*Problem details:* Write the number of lines holding the word "Result", and nothing else.

*Material supplied:*
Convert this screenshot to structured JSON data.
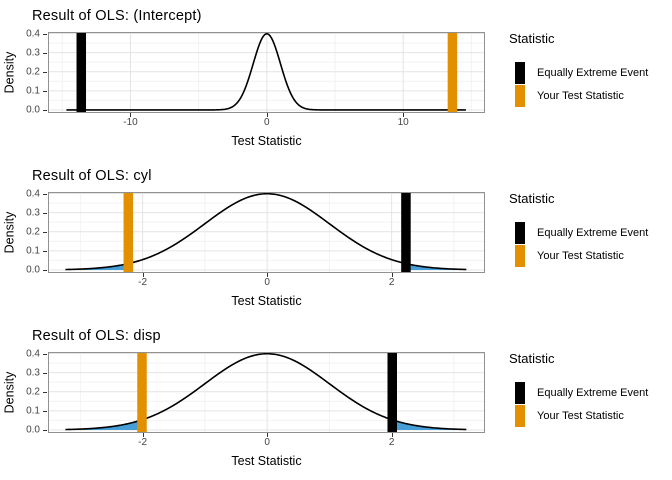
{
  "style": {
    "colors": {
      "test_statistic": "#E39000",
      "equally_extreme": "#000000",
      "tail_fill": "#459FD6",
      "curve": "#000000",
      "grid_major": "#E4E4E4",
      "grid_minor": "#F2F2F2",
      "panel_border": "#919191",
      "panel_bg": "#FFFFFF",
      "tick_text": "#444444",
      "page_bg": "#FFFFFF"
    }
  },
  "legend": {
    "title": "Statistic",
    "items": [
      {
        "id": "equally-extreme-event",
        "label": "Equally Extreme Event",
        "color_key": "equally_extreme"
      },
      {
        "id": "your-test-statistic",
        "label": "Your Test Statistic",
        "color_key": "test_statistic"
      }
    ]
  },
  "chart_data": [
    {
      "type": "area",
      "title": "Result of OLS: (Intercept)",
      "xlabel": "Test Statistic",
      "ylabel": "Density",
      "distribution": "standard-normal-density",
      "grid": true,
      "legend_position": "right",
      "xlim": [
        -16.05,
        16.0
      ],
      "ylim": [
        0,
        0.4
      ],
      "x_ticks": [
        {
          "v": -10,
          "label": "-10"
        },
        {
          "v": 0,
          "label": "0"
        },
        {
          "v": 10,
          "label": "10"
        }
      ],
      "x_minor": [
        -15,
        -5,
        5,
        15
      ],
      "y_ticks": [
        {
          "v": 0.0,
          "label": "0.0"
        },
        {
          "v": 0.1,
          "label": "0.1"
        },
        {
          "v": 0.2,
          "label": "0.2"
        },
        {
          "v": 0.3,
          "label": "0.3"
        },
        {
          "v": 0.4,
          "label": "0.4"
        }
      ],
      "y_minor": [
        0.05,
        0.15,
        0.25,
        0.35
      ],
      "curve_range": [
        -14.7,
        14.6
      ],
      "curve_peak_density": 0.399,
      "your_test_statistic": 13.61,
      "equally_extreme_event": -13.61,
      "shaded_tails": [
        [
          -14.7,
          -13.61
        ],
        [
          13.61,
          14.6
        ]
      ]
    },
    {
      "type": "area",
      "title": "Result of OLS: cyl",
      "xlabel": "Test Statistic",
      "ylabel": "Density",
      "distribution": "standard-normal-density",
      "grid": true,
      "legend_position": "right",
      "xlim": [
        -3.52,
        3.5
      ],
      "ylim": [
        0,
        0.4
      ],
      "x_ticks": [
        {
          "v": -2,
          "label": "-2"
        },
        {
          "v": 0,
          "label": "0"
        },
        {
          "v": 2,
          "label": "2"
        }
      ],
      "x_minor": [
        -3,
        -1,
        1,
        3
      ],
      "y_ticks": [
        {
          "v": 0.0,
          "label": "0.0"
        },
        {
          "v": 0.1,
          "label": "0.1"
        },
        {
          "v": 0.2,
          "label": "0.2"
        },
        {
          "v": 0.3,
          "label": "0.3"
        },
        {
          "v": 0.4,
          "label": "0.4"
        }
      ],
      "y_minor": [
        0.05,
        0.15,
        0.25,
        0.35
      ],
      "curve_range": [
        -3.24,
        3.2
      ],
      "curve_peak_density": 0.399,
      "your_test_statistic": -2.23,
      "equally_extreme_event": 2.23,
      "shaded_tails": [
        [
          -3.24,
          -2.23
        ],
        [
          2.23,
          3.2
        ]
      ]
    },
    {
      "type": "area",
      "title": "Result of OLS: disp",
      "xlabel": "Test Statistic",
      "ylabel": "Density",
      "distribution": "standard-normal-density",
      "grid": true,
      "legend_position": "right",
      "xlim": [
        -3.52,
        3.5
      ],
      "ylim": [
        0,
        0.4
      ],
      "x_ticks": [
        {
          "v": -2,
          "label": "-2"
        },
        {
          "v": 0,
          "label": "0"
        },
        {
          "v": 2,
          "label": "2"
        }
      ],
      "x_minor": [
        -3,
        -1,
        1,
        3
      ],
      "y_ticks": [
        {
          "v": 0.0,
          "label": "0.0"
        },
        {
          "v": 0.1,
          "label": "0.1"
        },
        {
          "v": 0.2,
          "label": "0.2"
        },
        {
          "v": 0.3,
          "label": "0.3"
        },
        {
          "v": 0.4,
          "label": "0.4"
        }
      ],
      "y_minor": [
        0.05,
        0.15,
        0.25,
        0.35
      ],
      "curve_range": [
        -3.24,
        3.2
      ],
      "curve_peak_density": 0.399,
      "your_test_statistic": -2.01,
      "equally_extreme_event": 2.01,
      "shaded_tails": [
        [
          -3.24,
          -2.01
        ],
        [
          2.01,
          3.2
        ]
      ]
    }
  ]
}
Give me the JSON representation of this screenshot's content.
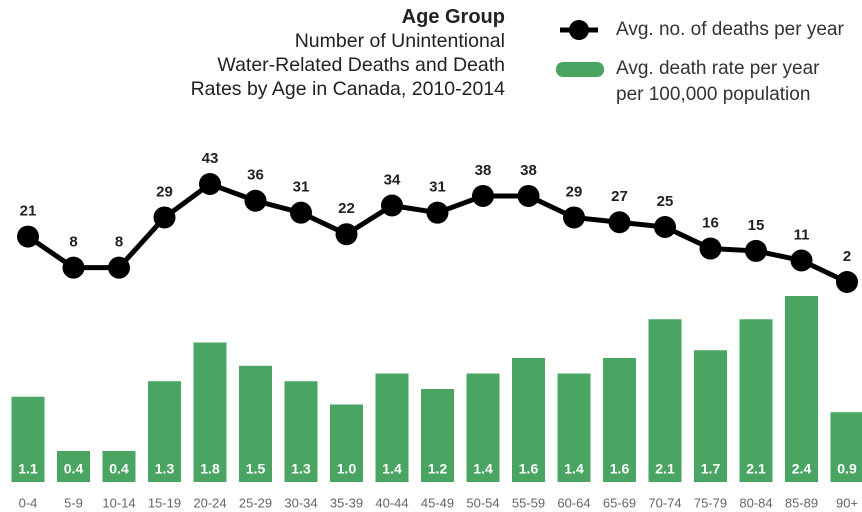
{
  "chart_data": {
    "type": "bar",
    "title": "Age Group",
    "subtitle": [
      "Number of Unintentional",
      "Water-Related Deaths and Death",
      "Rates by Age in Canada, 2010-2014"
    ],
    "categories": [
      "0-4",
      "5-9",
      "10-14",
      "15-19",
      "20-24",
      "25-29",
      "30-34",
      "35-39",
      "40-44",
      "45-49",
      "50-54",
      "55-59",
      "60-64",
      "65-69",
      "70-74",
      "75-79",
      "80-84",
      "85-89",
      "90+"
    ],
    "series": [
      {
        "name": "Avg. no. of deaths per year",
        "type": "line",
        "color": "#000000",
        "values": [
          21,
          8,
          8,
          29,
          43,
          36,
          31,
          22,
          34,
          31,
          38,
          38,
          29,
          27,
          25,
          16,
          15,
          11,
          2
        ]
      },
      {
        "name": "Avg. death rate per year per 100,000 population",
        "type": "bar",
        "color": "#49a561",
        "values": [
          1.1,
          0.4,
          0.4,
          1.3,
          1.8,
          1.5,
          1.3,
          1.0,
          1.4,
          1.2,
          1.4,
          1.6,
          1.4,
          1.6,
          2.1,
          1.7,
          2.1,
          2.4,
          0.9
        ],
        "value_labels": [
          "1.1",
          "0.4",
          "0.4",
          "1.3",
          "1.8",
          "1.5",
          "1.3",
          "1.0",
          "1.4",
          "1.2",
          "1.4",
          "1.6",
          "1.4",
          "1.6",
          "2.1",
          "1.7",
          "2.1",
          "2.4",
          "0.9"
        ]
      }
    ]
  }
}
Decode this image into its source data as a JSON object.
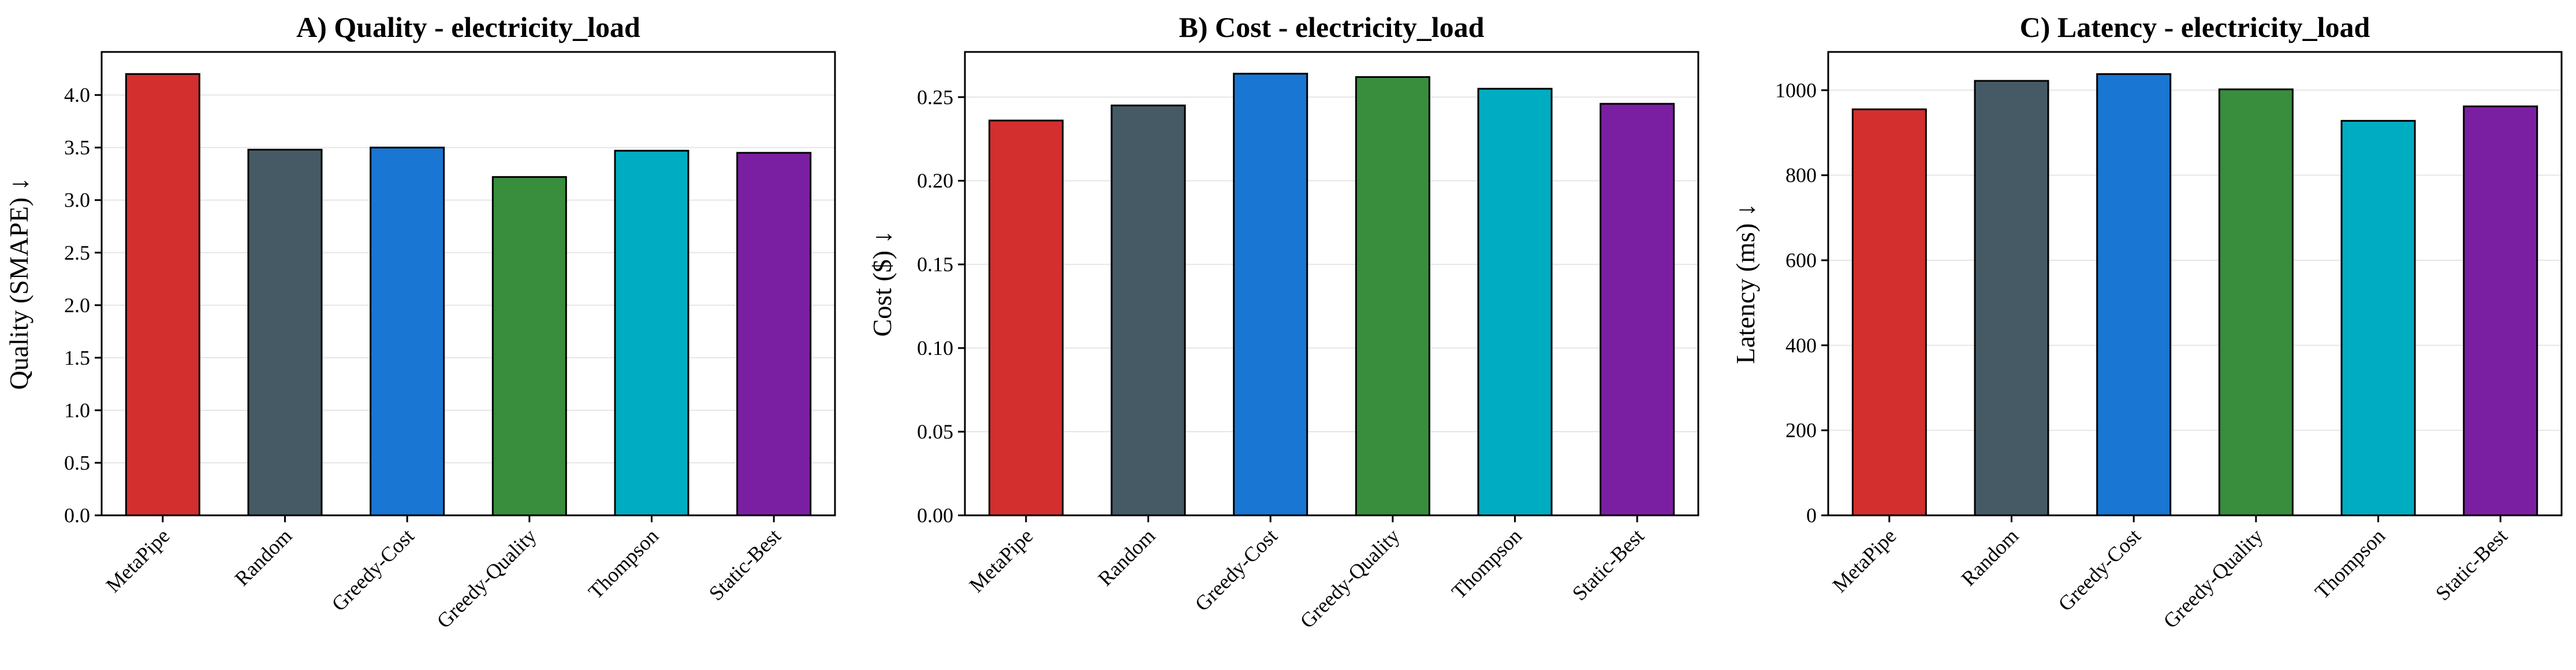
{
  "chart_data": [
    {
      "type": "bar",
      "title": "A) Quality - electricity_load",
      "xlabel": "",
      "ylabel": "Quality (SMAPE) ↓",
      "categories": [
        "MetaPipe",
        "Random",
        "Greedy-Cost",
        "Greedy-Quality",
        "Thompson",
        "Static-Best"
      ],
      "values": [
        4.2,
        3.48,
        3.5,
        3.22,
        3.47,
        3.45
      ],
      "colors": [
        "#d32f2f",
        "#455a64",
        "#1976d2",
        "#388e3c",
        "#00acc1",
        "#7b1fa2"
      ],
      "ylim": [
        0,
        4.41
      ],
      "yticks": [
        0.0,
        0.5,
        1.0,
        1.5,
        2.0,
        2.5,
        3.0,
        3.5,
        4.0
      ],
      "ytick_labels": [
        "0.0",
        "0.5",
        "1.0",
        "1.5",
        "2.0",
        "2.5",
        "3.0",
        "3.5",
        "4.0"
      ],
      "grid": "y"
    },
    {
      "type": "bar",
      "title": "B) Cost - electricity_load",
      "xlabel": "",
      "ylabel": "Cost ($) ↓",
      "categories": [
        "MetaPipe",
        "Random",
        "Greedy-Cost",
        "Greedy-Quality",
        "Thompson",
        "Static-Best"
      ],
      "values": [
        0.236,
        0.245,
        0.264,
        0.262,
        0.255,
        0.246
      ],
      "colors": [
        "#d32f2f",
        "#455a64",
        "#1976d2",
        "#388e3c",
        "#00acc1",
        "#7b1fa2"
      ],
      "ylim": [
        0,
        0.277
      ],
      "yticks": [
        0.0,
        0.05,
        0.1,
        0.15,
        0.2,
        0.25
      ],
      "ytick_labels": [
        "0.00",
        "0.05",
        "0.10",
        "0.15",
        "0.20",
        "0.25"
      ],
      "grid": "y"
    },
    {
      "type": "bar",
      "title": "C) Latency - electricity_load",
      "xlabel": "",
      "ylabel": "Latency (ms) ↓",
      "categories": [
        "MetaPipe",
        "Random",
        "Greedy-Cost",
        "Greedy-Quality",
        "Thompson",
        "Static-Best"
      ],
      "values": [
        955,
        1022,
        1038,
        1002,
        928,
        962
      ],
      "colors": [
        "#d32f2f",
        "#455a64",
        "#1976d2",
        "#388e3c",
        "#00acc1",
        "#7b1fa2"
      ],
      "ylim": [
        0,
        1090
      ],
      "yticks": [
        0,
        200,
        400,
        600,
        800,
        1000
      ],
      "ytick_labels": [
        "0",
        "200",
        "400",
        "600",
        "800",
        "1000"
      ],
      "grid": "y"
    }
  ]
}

*Reply to the task:* 3